_Problem_
Copy each line of the entries that contains the word "Eylemleri".

_Data rows_
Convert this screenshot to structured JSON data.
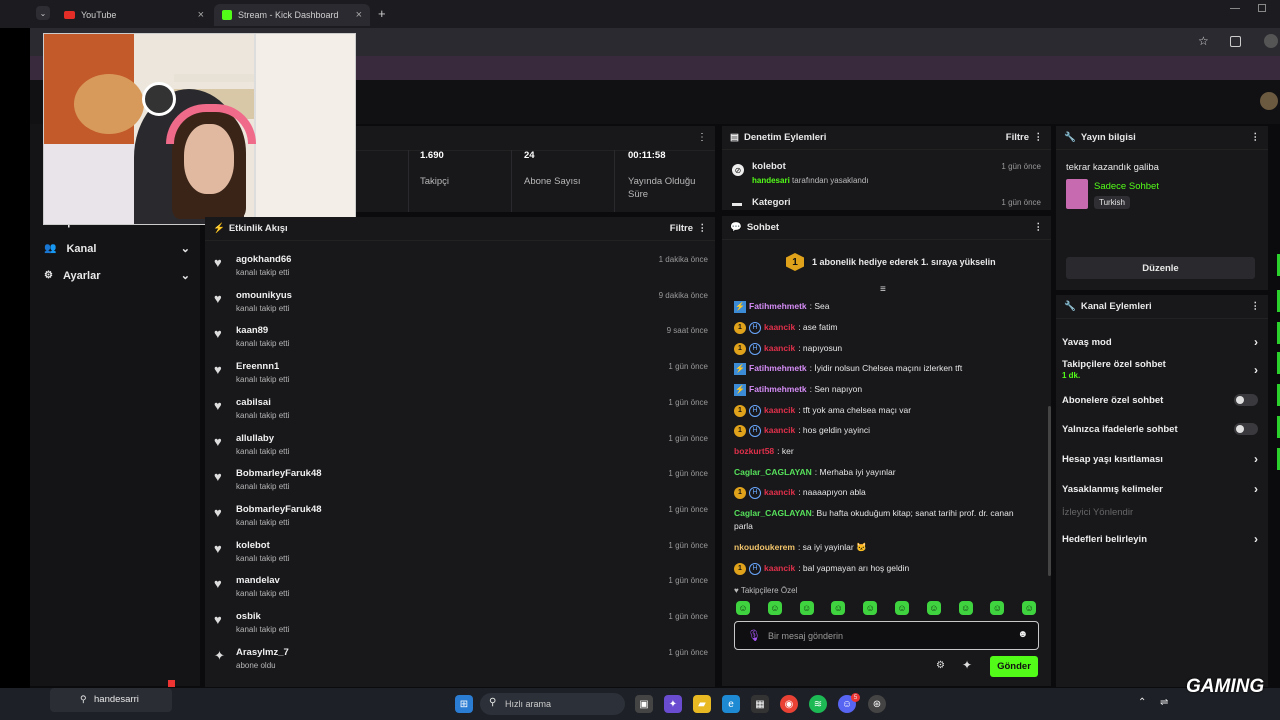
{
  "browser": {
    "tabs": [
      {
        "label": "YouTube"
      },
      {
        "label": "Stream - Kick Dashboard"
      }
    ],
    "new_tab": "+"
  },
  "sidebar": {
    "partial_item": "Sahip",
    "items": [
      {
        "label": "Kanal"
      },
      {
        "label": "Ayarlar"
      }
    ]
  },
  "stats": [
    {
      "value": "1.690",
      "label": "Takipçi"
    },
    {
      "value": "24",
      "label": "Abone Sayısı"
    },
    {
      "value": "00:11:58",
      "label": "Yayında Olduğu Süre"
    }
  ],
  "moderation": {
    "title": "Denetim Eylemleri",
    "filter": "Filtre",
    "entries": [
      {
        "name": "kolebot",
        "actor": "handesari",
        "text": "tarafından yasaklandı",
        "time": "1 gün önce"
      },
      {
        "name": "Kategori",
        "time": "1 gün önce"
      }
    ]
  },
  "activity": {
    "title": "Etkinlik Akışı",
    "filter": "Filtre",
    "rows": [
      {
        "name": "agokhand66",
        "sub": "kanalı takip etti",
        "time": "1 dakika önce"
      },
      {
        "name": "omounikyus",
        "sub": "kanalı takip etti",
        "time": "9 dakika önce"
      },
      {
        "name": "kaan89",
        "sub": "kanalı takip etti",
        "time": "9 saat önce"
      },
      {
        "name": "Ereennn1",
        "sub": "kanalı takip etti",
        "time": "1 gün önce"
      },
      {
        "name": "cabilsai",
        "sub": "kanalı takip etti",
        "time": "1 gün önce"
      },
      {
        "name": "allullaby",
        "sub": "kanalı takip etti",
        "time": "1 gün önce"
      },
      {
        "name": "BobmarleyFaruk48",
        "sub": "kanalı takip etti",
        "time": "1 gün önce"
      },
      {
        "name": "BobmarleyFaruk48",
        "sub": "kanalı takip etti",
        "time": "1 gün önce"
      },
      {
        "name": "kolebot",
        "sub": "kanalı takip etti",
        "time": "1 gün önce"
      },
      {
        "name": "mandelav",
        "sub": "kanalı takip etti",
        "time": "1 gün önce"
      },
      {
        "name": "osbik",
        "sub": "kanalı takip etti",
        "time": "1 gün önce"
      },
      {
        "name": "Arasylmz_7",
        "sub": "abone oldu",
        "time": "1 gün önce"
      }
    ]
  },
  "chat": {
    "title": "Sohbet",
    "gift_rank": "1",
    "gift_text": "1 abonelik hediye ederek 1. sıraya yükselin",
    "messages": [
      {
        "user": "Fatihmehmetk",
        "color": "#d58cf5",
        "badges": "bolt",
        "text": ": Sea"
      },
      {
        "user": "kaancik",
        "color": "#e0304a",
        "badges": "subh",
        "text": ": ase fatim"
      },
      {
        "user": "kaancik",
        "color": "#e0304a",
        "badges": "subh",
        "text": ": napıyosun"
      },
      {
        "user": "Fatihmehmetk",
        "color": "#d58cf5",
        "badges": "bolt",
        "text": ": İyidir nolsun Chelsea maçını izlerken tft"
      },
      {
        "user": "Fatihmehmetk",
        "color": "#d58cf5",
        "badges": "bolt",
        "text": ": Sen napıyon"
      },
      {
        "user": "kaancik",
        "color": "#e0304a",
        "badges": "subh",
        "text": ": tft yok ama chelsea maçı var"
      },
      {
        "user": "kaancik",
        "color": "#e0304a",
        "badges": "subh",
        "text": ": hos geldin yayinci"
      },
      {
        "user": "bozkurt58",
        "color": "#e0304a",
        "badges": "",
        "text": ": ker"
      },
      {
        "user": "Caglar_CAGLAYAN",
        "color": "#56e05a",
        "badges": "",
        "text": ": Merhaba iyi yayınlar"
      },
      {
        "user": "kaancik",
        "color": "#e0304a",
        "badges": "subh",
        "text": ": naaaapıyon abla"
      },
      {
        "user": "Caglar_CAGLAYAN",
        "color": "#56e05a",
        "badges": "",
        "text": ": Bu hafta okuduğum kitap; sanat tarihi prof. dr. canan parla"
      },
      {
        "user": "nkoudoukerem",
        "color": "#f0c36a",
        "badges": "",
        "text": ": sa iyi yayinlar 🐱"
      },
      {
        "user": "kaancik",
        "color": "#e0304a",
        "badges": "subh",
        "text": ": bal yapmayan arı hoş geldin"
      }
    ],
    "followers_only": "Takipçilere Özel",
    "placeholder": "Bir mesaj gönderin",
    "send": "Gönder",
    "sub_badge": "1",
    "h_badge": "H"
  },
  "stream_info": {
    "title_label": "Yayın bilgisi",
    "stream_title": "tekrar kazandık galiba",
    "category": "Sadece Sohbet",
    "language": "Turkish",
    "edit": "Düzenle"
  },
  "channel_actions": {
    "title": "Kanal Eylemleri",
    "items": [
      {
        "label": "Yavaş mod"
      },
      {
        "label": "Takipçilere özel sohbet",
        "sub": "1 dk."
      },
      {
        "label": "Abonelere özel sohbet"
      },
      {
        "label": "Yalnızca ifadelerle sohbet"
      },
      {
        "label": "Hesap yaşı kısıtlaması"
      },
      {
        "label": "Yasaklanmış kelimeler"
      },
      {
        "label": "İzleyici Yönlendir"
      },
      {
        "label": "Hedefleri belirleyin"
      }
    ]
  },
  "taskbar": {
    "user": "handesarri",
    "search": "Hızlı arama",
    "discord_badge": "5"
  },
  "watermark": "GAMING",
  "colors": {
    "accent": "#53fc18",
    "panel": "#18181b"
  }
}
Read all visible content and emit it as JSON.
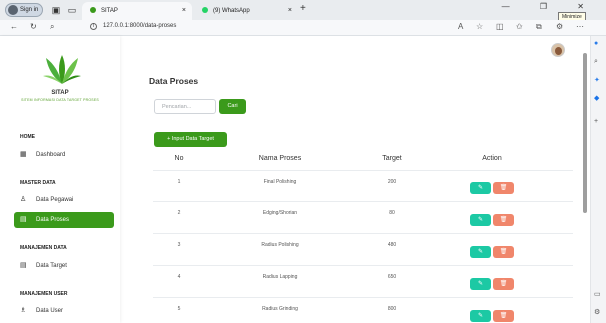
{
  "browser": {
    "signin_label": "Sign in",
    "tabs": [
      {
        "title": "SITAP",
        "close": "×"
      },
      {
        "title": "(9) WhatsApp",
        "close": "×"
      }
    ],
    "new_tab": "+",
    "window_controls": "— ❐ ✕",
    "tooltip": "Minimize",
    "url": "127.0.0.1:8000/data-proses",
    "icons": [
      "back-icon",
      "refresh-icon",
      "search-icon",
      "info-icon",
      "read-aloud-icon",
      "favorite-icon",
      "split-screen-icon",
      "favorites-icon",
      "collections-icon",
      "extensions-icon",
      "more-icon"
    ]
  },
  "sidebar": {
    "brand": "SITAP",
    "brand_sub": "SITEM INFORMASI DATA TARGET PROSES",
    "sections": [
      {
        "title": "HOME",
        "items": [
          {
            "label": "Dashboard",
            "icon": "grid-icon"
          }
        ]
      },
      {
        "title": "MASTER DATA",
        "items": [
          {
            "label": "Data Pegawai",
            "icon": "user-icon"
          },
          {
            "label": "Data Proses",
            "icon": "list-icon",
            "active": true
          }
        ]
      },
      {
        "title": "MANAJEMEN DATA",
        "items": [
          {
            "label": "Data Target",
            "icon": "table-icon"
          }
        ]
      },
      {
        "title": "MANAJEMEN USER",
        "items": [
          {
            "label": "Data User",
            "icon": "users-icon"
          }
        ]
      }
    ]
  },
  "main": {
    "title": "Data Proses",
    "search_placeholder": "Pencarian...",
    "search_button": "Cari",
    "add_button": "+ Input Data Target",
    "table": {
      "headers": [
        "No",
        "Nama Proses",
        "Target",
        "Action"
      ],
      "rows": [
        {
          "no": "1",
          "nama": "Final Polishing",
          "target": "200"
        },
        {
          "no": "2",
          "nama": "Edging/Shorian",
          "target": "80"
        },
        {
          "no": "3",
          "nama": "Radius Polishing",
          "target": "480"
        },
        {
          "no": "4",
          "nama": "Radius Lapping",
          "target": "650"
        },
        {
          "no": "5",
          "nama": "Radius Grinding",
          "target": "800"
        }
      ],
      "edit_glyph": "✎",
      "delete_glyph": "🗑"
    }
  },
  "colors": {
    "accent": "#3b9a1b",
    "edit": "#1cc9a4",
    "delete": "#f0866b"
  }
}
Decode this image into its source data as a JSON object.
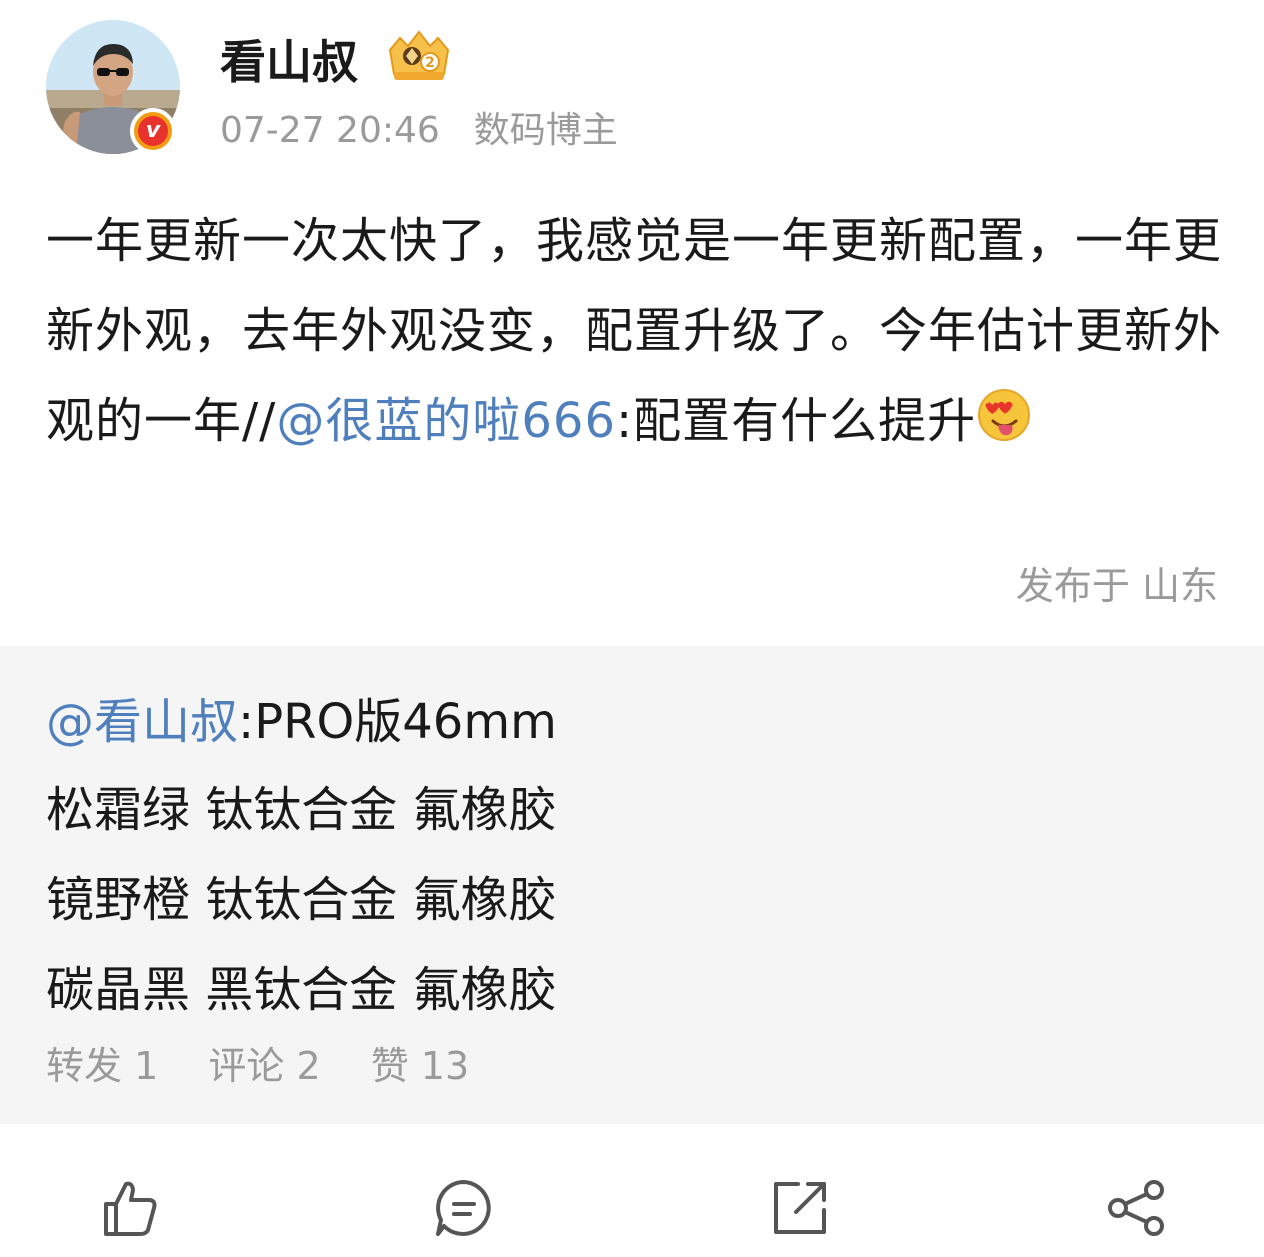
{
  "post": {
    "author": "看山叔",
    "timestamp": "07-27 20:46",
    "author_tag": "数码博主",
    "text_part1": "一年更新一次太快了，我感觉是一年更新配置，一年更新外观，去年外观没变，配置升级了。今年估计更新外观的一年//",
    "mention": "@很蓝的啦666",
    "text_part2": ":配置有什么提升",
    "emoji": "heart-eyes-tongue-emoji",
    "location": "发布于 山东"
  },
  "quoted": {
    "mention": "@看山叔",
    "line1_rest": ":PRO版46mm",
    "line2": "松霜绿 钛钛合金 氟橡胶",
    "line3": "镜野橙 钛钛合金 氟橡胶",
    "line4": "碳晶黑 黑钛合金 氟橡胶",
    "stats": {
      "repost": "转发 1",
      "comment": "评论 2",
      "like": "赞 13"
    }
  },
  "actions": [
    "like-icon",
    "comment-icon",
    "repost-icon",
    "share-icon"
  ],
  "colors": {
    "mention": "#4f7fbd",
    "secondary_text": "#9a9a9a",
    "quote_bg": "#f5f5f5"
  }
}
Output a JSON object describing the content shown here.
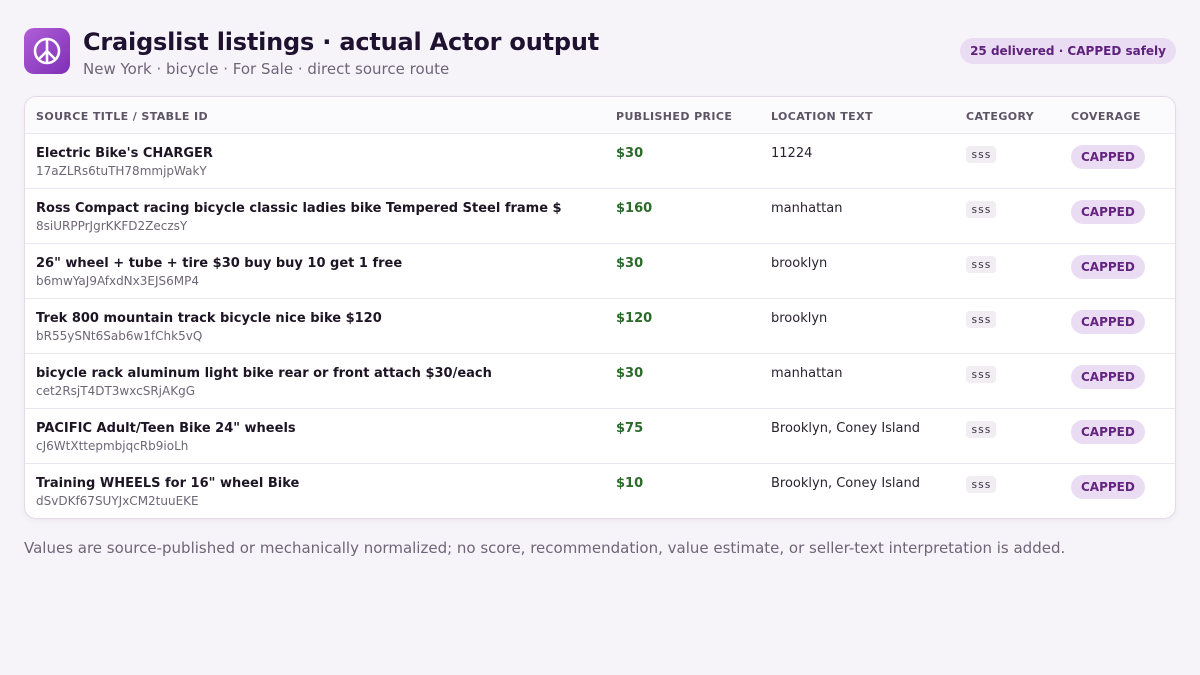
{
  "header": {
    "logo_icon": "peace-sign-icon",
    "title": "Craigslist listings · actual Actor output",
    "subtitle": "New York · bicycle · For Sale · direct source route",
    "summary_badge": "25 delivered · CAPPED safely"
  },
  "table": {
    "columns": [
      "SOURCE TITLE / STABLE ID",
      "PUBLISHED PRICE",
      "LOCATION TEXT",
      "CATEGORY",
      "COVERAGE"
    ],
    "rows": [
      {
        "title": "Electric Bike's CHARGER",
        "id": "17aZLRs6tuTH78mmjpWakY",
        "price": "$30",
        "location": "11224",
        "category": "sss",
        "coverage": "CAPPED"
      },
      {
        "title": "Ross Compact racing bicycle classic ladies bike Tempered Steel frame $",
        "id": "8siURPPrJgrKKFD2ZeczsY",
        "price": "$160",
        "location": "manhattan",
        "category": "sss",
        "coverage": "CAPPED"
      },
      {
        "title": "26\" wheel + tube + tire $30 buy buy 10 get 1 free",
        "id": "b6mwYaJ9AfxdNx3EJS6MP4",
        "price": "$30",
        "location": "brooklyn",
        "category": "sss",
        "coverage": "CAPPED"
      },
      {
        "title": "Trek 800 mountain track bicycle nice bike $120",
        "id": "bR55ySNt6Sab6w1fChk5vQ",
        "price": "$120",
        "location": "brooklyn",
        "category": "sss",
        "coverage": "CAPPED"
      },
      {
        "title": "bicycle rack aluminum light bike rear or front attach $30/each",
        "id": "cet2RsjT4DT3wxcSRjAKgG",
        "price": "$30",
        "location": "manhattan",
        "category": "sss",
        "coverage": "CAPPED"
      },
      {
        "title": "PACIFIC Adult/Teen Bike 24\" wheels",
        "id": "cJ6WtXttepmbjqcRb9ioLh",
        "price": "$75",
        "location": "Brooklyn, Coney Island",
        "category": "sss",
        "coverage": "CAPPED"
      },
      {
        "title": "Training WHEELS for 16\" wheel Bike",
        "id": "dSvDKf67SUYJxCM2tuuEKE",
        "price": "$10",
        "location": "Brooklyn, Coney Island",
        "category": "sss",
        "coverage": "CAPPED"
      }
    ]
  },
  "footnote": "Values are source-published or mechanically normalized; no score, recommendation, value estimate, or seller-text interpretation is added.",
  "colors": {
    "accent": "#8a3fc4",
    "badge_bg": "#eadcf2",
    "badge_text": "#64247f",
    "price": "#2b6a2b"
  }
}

_Answer to the problem_
    "title": "Denetim Eylemleri",
    "title": "Kanal Eylemleri",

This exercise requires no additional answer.